**EXERCISE DIRECTIONS:** Any picture among the records should be left out, please; retype the rest exactly.

**RECORDS TO USE:**
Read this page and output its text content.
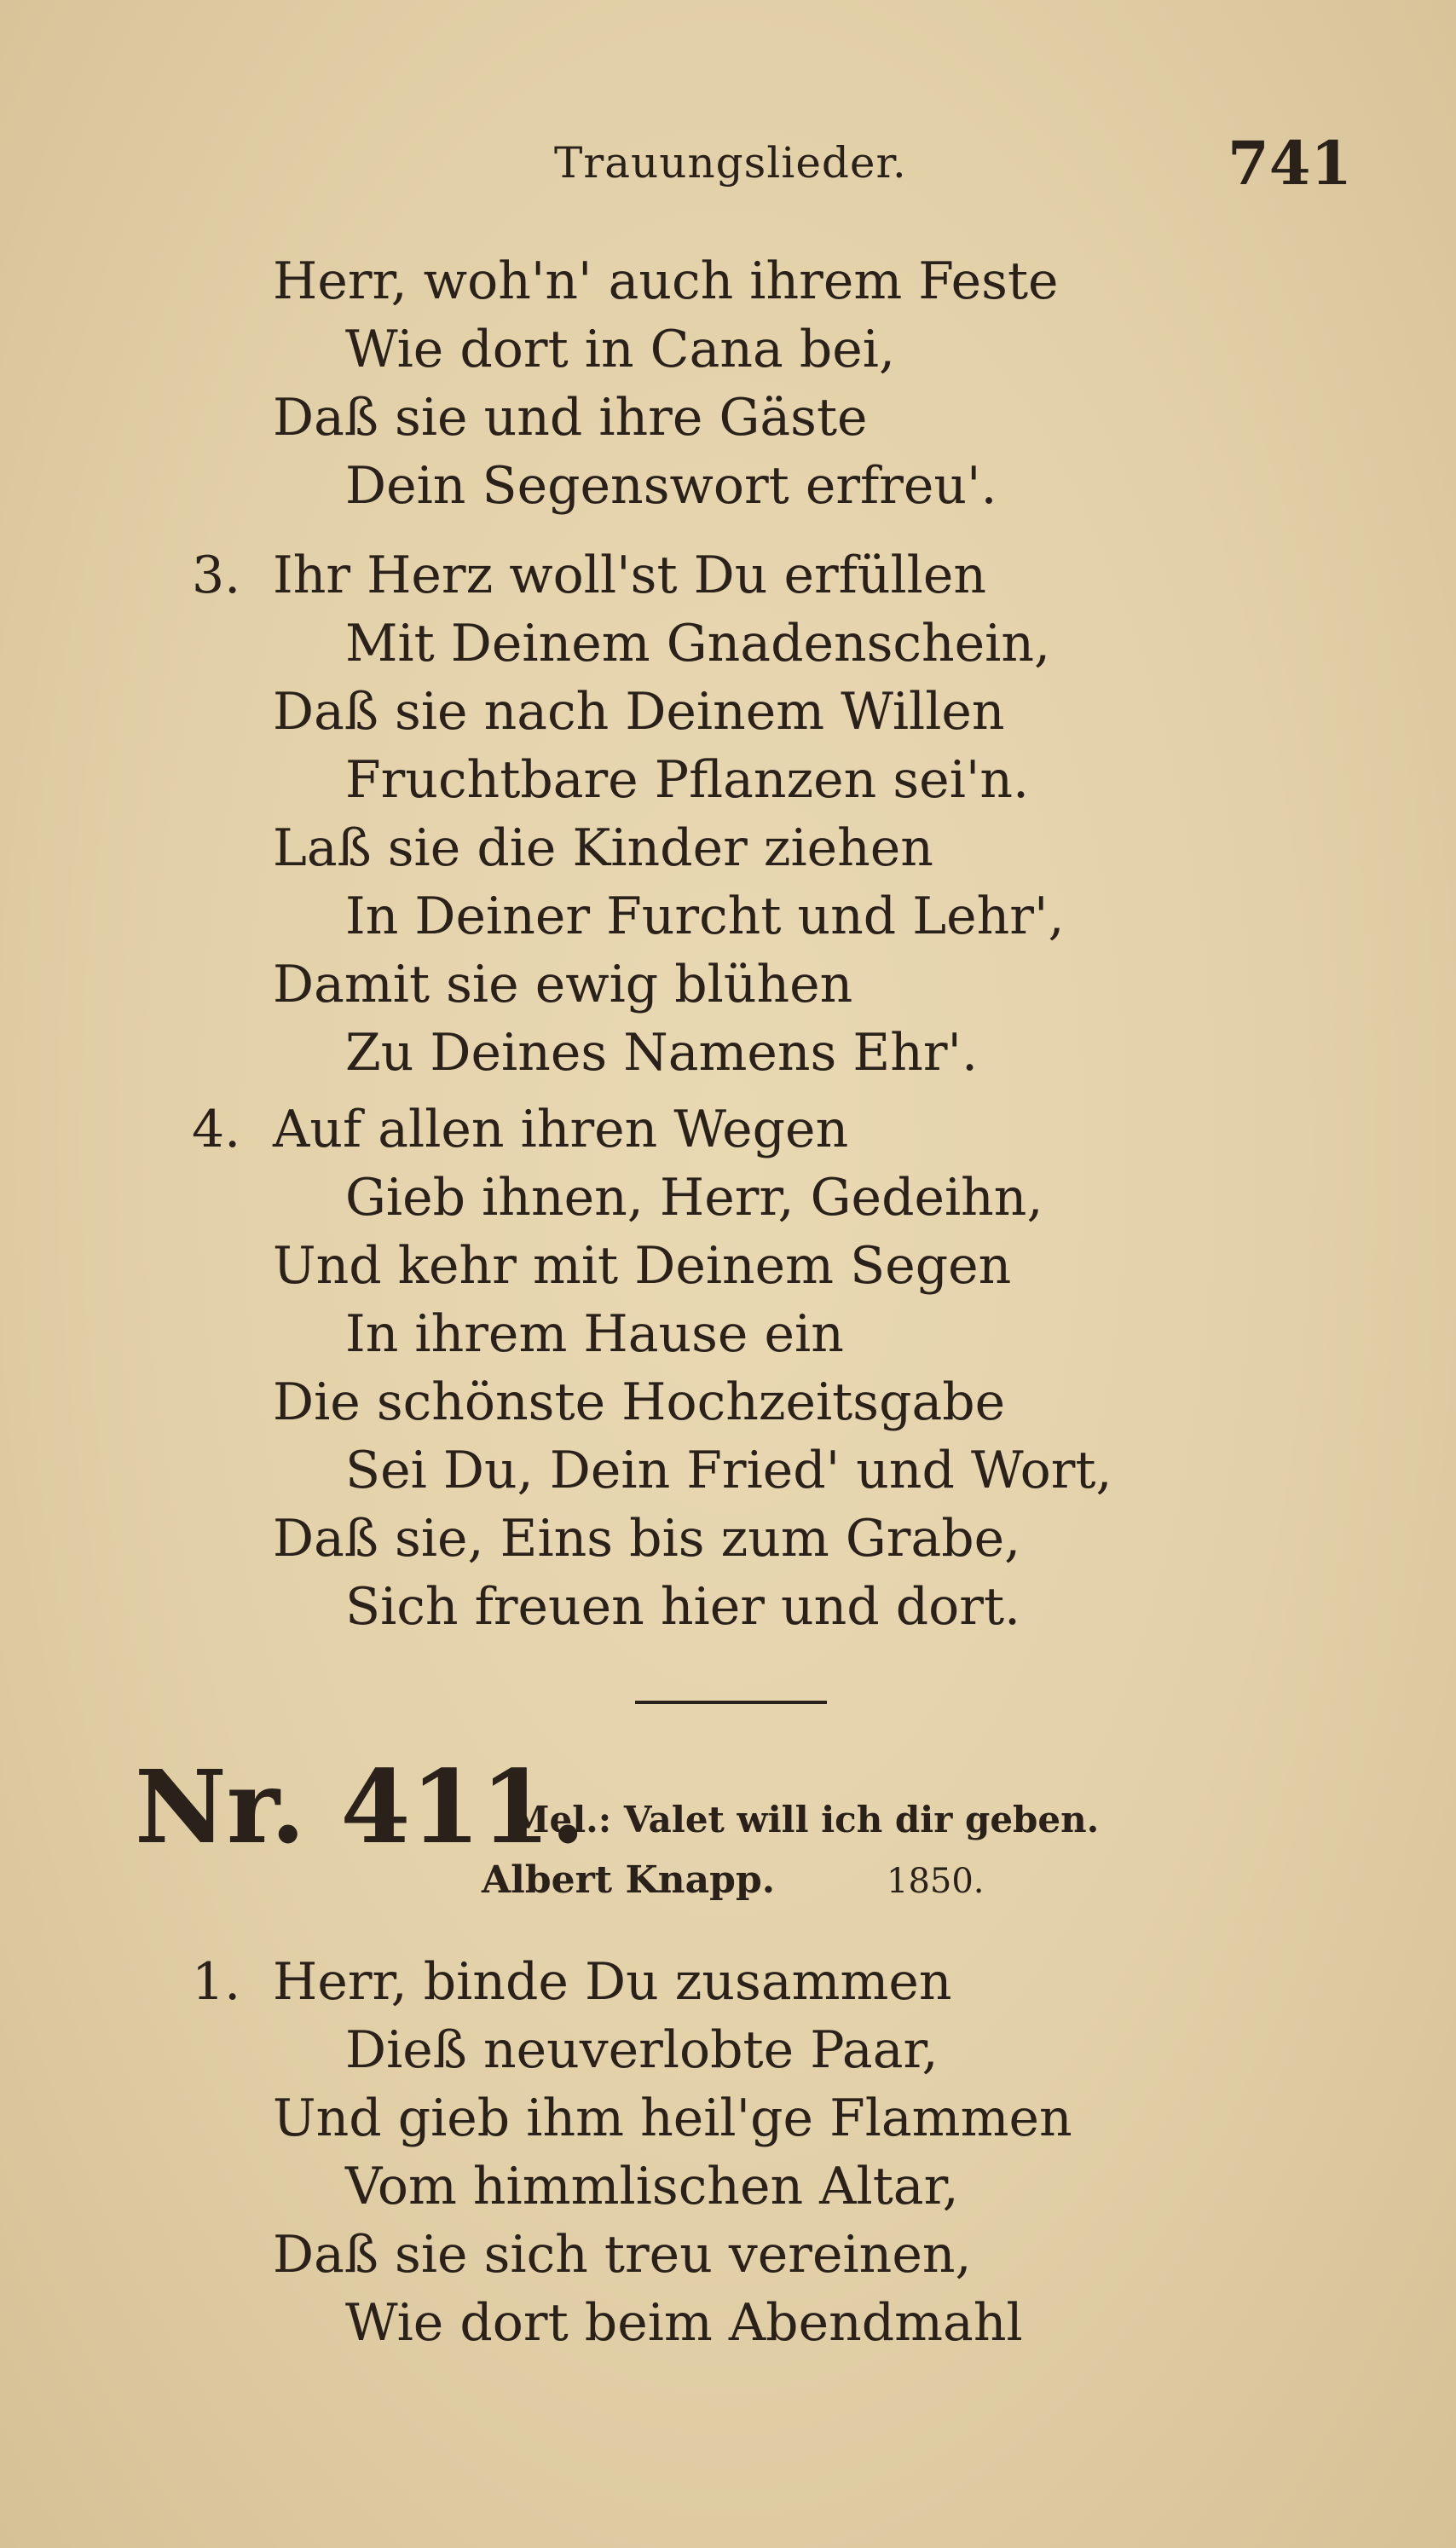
Trauungslieder.	741
Herr, woh'n' auch ihrem Feste
Wie dort in Cana bei,
Daß sie und ihre Gäste
Dein Segenswort erfreu'.
3. Ihr Herz woll'st Du erfüllen
Mit Deinem Gnadenschein,
Daß sie nach Deinem Willen
Fruchtbare Pflanzen sei'n.
Laß sie die Kinder ziehen
In Deiner Furcht und Lehr',
Damit sie ewig blühen
Zu Deines Namens Ehr'.
4. Auf allen ihren Wegen
Gieb ihnen, Herr, Gedeihn,
Und kehr mit Deinem Segen
In ihrem Hause ein
Die schönste Hochzeitsgabe
Sei Du, Dein Fried' und Wort,
Daß sie, Eins bis zum Grabe,
Sich freuen hier und dort.
Nr. 411.
Mel.: Valet will ich dir geben.
Albert Knapp.	1850.
1. Herr, binde Du zusammen
Dieß neuverlobte Paar,
Und gieb ihm heil'ge Flammen
Vom himmlischen Altar,
Daß sie sich treu vereinen,
Wie dort beim Abendmahl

**EXPECTED ANSWER:**
Read this page and output its text content.
Trauungslieder.	741
Herr, woh'n' auch ihrem Feste
Wie dort in Cana bei,
Daß sie und ihre Gäste
Dein Segenswort erfreu'.
3. Ihr Herz woll'st Du erfüllen
Mit Deinem Gnadenschein,
Daß sie nach Deinem Willen
Fruchtbare Pflanzen sei'n.
Laß sie die Kinder ziehen
In Deiner Furcht und Lehr',
Damit sie ewig blühen
Zu Deines Namens Ehr'.
4. Auf allen ihren Wegen
Gieb ihnen, Herr, Gedeihn,
Und kehr mit Deinem Segen
In ihrem Hause ein
Die schönste Hochzeitsgabe
Sei Du, Dein Fried' und Wort,
Daß sie, Eins bis zum Grabe,
Sich freuen hier und dort.
Nr. 411.
Mel.: Valet will ich dir geben.
Albert Knapp.	1850.
1. Herr, binde Du zusammen
Dieß neuverlobte Paar,
Und gieb ihm heil'ge Flammen
Vom himmlischen Altar,
Daß sie sich treu vereinen,
Wie dort beim Abendmahl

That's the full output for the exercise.